§ **Stated task**
Quote every entry word for word.

§ **Records for the exercise**
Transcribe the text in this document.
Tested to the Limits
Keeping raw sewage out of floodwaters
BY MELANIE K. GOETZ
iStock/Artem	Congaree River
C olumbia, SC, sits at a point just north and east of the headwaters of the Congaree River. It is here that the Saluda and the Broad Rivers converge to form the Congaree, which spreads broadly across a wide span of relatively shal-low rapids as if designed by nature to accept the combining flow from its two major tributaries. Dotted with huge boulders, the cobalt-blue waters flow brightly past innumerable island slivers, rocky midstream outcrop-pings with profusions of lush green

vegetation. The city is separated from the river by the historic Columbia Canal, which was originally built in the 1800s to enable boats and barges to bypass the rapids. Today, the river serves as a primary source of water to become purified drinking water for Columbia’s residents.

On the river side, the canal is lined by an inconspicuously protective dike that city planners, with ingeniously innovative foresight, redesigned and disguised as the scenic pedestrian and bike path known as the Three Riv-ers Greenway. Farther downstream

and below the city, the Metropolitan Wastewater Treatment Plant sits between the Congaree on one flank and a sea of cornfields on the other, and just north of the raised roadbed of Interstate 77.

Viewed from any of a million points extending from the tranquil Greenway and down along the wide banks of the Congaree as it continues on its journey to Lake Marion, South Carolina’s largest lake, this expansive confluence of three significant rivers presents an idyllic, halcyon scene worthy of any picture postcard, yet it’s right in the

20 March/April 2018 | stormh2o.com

§ **Written reply**
Transcribe the text in this document.
Tested to the Limits
Keeping raw sewage out of floodwaters
BY MELANIE K. GOETZ
iStock/Artem	Congaree River
C olumbia, SC, sits at a point just north and east of the headwaters of the Congaree River. It is here that the Saluda and the Broad Rivers converge to form the Congaree, which spreads broadly across a wide span of relatively shal-low rapids as if designed by nature to accept the combining flow from its two major tributaries. Dotted with huge boulders, the cobalt-blue waters flow brightly past innumerable island slivers, rocky midstream outcrop-pings with profusions of lush green

vegetation. The city is separated from the river by the historic Columbia Canal, which was originally built in the 1800s to enable boats and barges to bypass the rapids. Today, the river serves as a primary source of water to become purified drinking water for Columbia’s residents.

On the river side, the canal is lined by an inconspicuously protective dike that city planners, with ingeniously innovative foresight, redesigned and disguised as the scenic pedestrian and bike path known as the Three Riv-ers Greenway. Farther downstream

and below the city, the Metropolitan Wastewater Treatment Plant sits between the Congaree on one flank and a sea of cornfields on the other, and just north of the raised roadbed of Interstate 77.

Viewed from any of a million points extending from the tranquil Greenway and down along the wide banks of the Congaree as it continues on its journey to Lake Marion, South Carolina’s largest lake, this expansive confluence of three significant rivers presents an idyllic, halcyon scene worthy of any picture postcard, yet it’s right in the

20 March/April 2018 | stormh2o.com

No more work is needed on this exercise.